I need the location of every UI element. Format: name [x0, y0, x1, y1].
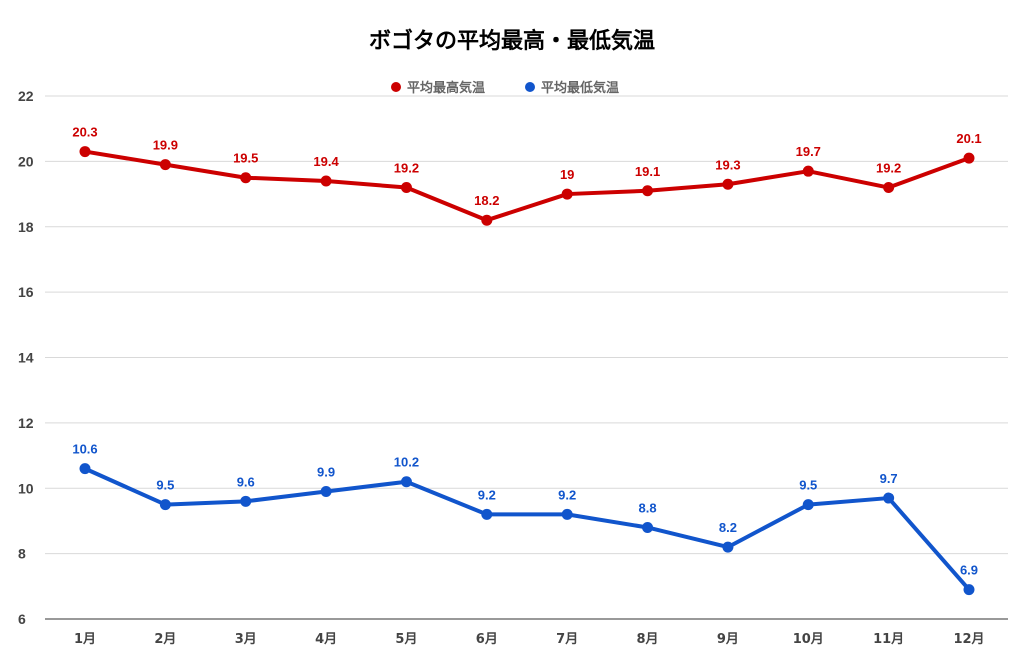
data-label: 19.2: [876, 161, 901, 176]
data-label: 8.2: [719, 520, 737, 535]
legend-marker-high: [391, 82, 401, 92]
data-point: [642, 185, 654, 197]
series-high: 20.3 19.9 19.5 19.4 19.2 18.2 19 19.1 19.3 19.7 19…: [72, 125, 982, 226]
data-point: [963, 152, 975, 164]
data-label: 18.2: [474, 193, 499, 208]
data-label: 19.1: [635, 164, 660, 179]
y-tick-label: 18: [18, 219, 34, 235]
gridlines: [45, 95, 1008, 555]
series-line: [83, 466, 971, 592]
data-point: [722, 178, 734, 190]
series-low: 10.6 9.5 9.6 9.9 10.2 9.2 9.2 8.8 8.2 9.5 9.7 6.9: [72, 442, 978, 596]
data-point: [320, 486, 332, 498]
x-tick-label: 9月: [717, 632, 739, 647]
data-point: [722, 541, 734, 553]
data-label: 10.2: [394, 455, 419, 470]
x-tick-label: 7月: [556, 632, 578, 647]
series: 20.3 19.9 19.5 19.4 19.2 18.2 19 19.1 19.3 19.7 19…: [72, 125, 982, 596]
data-label: 9.5: [156, 478, 174, 493]
y-tick-label: 16: [18, 284, 34, 300]
data-point: [159, 499, 171, 511]
data-label: 8.8: [639, 500, 657, 515]
data-point: [561, 508, 573, 520]
data-label: 19.4: [313, 154, 339, 169]
data-label: 9.6: [237, 474, 255, 489]
legend-label-high: 平均最高気温: [407, 80, 485, 96]
data-point: [481, 214, 493, 226]
legend-label-low: 平均最低気温: [541, 80, 619, 96]
y-tick-label: 10: [18, 480, 34, 496]
data-label: 9.2: [478, 487, 496, 502]
data-label: 19.5: [233, 151, 258, 166]
x-tick-label: 3月: [235, 632, 257, 647]
data-point: [883, 492, 895, 504]
data-label: 20.3: [72, 125, 97, 140]
data-label: 9.9: [317, 465, 335, 480]
x-tick-label: 6月: [476, 632, 498, 647]
data-point: [802, 165, 814, 177]
legend: 平均最高気温 平均最低気温: [391, 80, 619, 96]
y-tick-label: 12: [18, 415, 34, 431]
y-axis: 6 8 10 12 14 16 18 20 22: [18, 88, 1008, 627]
data-point: [642, 521, 654, 533]
data-point: [159, 159, 171, 171]
data-point: [883, 182, 895, 194]
data-label: 19.9: [153, 138, 178, 153]
data-label: 9.5: [799, 478, 817, 493]
data-point: [561, 188, 573, 200]
data-label: 6.9: [960, 563, 978, 578]
legend-marker-low: [525, 82, 535, 92]
data-point: [400, 476, 412, 488]
data-point: [79, 463, 91, 475]
data-point: [240, 172, 252, 184]
data-label: 9.2: [558, 487, 576, 502]
data-label: 19.7: [796, 144, 821, 159]
x-tick-label: 1月: [74, 632, 96, 647]
data-label: 20.1: [956, 131, 981, 146]
x-tick-label: 4月: [315, 632, 337, 647]
data-point: [240, 495, 252, 507]
x-tick-label: 2月: [154, 632, 176, 647]
x-tick-label: 8月: [637, 632, 659, 647]
data-point: [963, 584, 975, 596]
data-label: 19.2: [394, 161, 419, 176]
data-point: [320, 175, 332, 187]
data-point: [481, 508, 493, 520]
data-label: 10.6: [72, 442, 97, 457]
y-tick-label: 14: [18, 350, 34, 366]
x-tick-label: 12月: [953, 632, 984, 647]
x-axis: 1月 2月 3月 4月 5月 6月 7月 8月 9月 10月 11月 12月: [74, 632, 985, 647]
series-line: [83, 149, 971, 223]
chart-title: ボゴタの平均最高・最低気温: [369, 28, 655, 54]
x-tick-label: 11月: [873, 632, 904, 647]
data-label: 19.3: [715, 157, 740, 172]
y-tick-label: 6: [18, 611, 26, 627]
data-point: [79, 146, 91, 158]
data-label: 19: [560, 167, 574, 182]
data-point: [400, 182, 412, 194]
x-tick-label: 10月: [793, 632, 824, 647]
y-tick-label: 22: [18, 88, 34, 104]
data-point: [802, 499, 814, 511]
y-tick-label: 8: [18, 546, 26, 562]
y-tick-label: 20: [18, 153, 34, 169]
x-tick-label: 5月: [395, 632, 417, 647]
data-label: 9.7: [880, 471, 898, 486]
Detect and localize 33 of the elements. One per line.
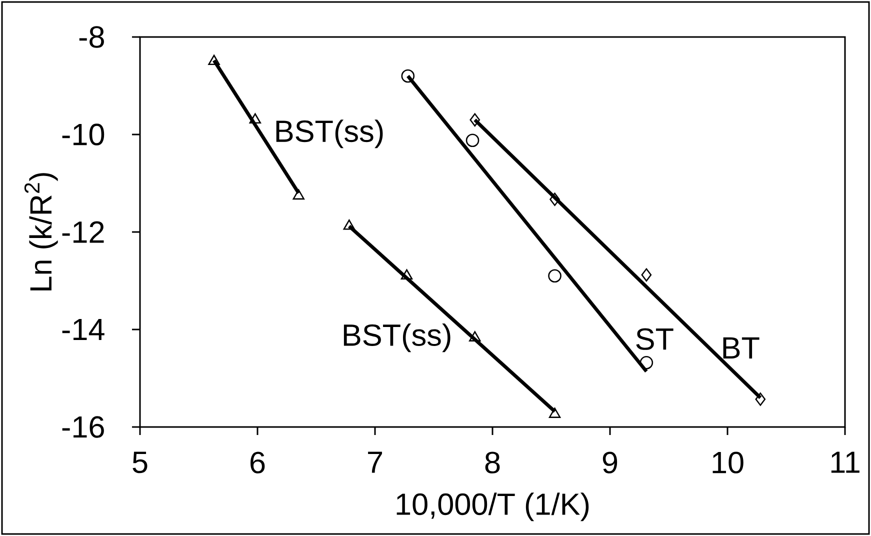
point — [548, 408, 561, 418]
series-label: ST — [636, 328, 674, 350]
series-label: BST(ss) — [344, 323, 450, 352]
y-tick-label: -10 — [62, 124, 104, 146]
point — [548, 269, 562, 283]
point — [550, 192, 560, 206]
point — [292, 189, 304, 200]
y-tick-label: -8 — [79, 26, 104, 48]
y-tick-label: -14 — [62, 318, 104, 340]
point — [401, 69, 415, 83]
x-axis-title: 10,000/T (1/K) — [396, 492, 589, 522]
point — [755, 392, 766, 406]
point — [400, 269, 413, 280]
point — [343, 220, 355, 230]
point — [469, 331, 481, 342]
point — [640, 356, 654, 370]
point — [249, 113, 262, 124]
x-tick-label: 10 — [712, 452, 744, 474]
x-tick-label: 5 — [132, 452, 148, 474]
y-tick-label: -12 — [62, 221, 104, 243]
y-axis-title: Ln (k/R$^{2}$) — [24, 173, 58, 290]
point — [470, 113, 480, 127]
series-label: BST(ss) — [276, 120, 383, 148]
series-label: BT — [723, 337, 760, 359]
x-tick-label: 7 — [368, 452, 382, 473]
x-tick-label: 6 — [250, 452, 265, 474]
x-tick-label: 9 — [602, 452, 618, 474]
x-tick-label: 8 — [485, 452, 500, 474]
point — [208, 54, 220, 66]
point — [641, 268, 652, 282]
point — [466, 134, 480, 148]
x-tick-label: 11 — [831, 452, 860, 473]
y-tick-label: -16 — [62, 416, 104, 438]
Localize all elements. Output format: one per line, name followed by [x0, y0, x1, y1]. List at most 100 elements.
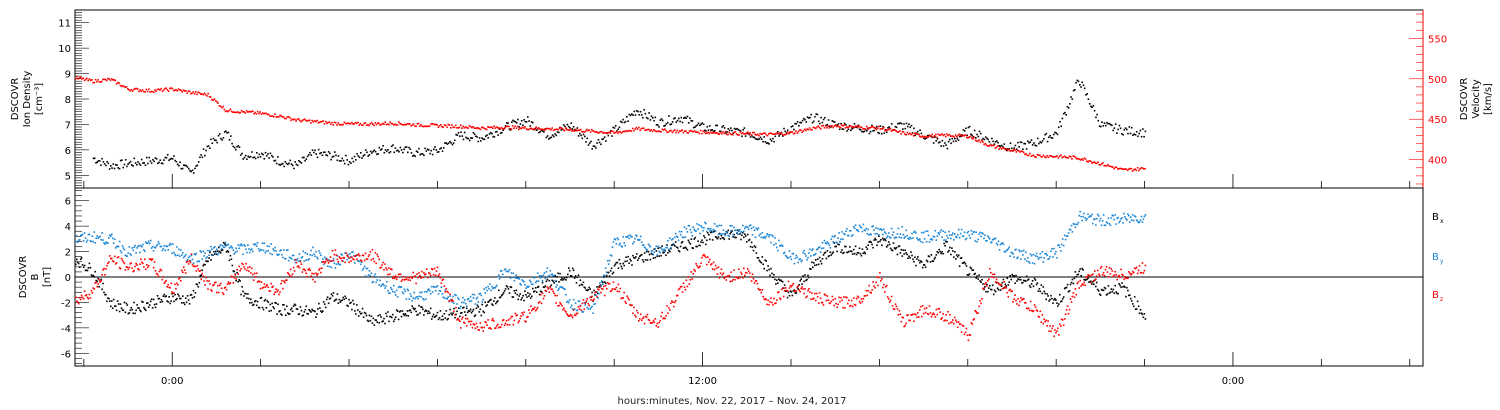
- data-point: [215, 252, 217, 255]
- data-point: [225, 251, 228, 253]
- data-point: [539, 130, 541, 133]
- data-point: [1114, 166, 1117, 169]
- data-point: [115, 309, 118, 312]
- data-point: [484, 301, 486, 304]
- data-point: [831, 295, 834, 298]
- data-point: [698, 266, 700, 269]
- data-point: [822, 118, 825, 121]
- data-point: [958, 133, 961, 136]
- data-point: [535, 129, 538, 132]
- data-point: [568, 267, 570, 269]
- data-point: [1060, 300, 1063, 302]
- data-point: [431, 291, 434, 293]
- data-point: [449, 140, 451, 143]
- data-point: [887, 298, 890, 300]
- data-point: [427, 312, 429, 315]
- data-point: [410, 125, 412, 127]
- data-point: [966, 136, 968, 139]
- data-point: [1038, 288, 1041, 290]
- data-point: [596, 131, 598, 133]
- data-point: [98, 278, 100, 281]
- data-point: [602, 283, 604, 285]
- data-point: [428, 310, 430, 313]
- data-point: [509, 317, 512, 320]
- data-point: [1139, 129, 1142, 132]
- data-point: [315, 153, 317, 155]
- data-point: [739, 228, 741, 231]
- data-point: [514, 121, 517, 123]
- data-point: [250, 249, 252, 251]
- data-point: [513, 279, 516, 282]
- data-point: [1025, 153, 1027, 155]
- data-point: [842, 252, 844, 255]
- data-point: [195, 165, 197, 167]
- data-point: [410, 311, 413, 314]
- data-point: [409, 293, 412, 295]
- data-point: [384, 121, 386, 123]
- data-point: [94, 282, 96, 284]
- data-point: [697, 266, 699, 269]
- data-point: [358, 255, 361, 257]
- data-point: [631, 304, 633, 306]
- data-point: [196, 283, 199, 286]
- data-point: [168, 159, 170, 162]
- data-point: [517, 277, 519, 279]
- data-point: [481, 301, 483, 303]
- data-point: [154, 270, 157, 272]
- data-point: [881, 128, 884, 130]
- data-point: [231, 142, 233, 145]
- data-point: [972, 136, 975, 138]
- data-point: [264, 112, 266, 115]
- data-point: [931, 313, 934, 316]
- data-point: [248, 248, 250, 250]
- data-point: [636, 309, 638, 312]
- data-point: [906, 314, 908, 317]
- data-point: [677, 239, 680, 242]
- data-point: [729, 280, 731, 283]
- data-point: [808, 117, 810, 119]
- data-point: [370, 122, 373, 124]
- data-point: [753, 282, 756, 284]
- data-point: [90, 289, 93, 292]
- data-point: [527, 316, 529, 318]
- data-point: [418, 147, 420, 150]
- data-point: [176, 163, 179, 166]
- data-point: [681, 291, 684, 293]
- data-point: [588, 142, 591, 144]
- data-point: [1054, 131, 1056, 134]
- data-point: [809, 268, 811, 270]
- data-point: [814, 259, 817, 261]
- data-point: [313, 310, 315, 312]
- data-point: [186, 166, 189, 168]
- data-point: [524, 126, 526, 128]
- data-point: [337, 122, 339, 124]
- data-point: [808, 127, 811, 129]
- data-point: [1020, 258, 1022, 260]
- data-point: [319, 267, 321, 270]
- data-point: [646, 249, 649, 252]
- data-point: [815, 248, 818, 251]
- data-point: [84, 237, 87, 239]
- data-point: [581, 284, 584, 286]
- data-point: [785, 132, 788, 134]
- data-point: [706, 263, 708, 266]
- data-point: [529, 279, 531, 282]
- data-point: [567, 125, 570, 128]
- data-point: [317, 257, 319, 260]
- data-point: [357, 254, 359, 256]
- series-bx: [75, 229, 1147, 326]
- data-point: [96, 235, 98, 237]
- data-point: [1103, 164, 1105, 167]
- data-point: [971, 134, 973, 137]
- data-point: [1013, 149, 1015, 151]
- data-point: [364, 122, 367, 124]
- data-point: [476, 304, 479, 307]
- data-point: [985, 240, 987, 242]
- data-point: [920, 132, 923, 135]
- data-point: [780, 280, 783, 282]
- data-point: [480, 126, 483, 129]
- data-point: [897, 314, 900, 316]
- data-point: [877, 227, 879, 230]
- data-point: [645, 249, 648, 251]
- data-point: [119, 303, 122, 305]
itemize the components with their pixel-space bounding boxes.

--

* GIVEN REQUEST
Copy out, without any change, the lines of the listing above, everything from the line containing "point — [548, 408, 561, 418]" down to the line containing "series-label: BST(ss) — [276, 120, 383, 148]", with both of those lines included.

* COMPLETE ANSWER
point — [548, 408, 561, 418]
series-label: ST — [636, 328, 674, 350]
series-label: BST(ss) — [344, 323, 450, 352]
y-tick-label: -10 — [62, 124, 104, 146]
point — [548, 269, 562, 283]
point — [550, 192, 560, 206]
point — [292, 189, 304, 200]
y-tick-label: -8 — [79, 26, 104, 48]
y-tick-label: -14 — [62, 318, 104, 340]
point — [401, 69, 415, 83]
x-axis-title: 10,000/T (1/K) — [396, 492, 589, 522]
point — [755, 392, 766, 406]
point — [400, 269, 413, 280]
point — [343, 220, 355, 230]
point — [469, 331, 481, 342]
point — [640, 356, 654, 370]
point — [249, 113, 262, 124]
x-tick-label: 10 — [712, 452, 744, 474]
x-tick-label: 5 — [132, 452, 148, 474]
y-tick-label: -12 — [62, 221, 104, 243]
y-axis-title: Ln (k/R$^{2}$) — [24, 173, 58, 290]
point — [470, 113, 480, 127]
series-label: BST(ss) — [276, 120, 383, 148]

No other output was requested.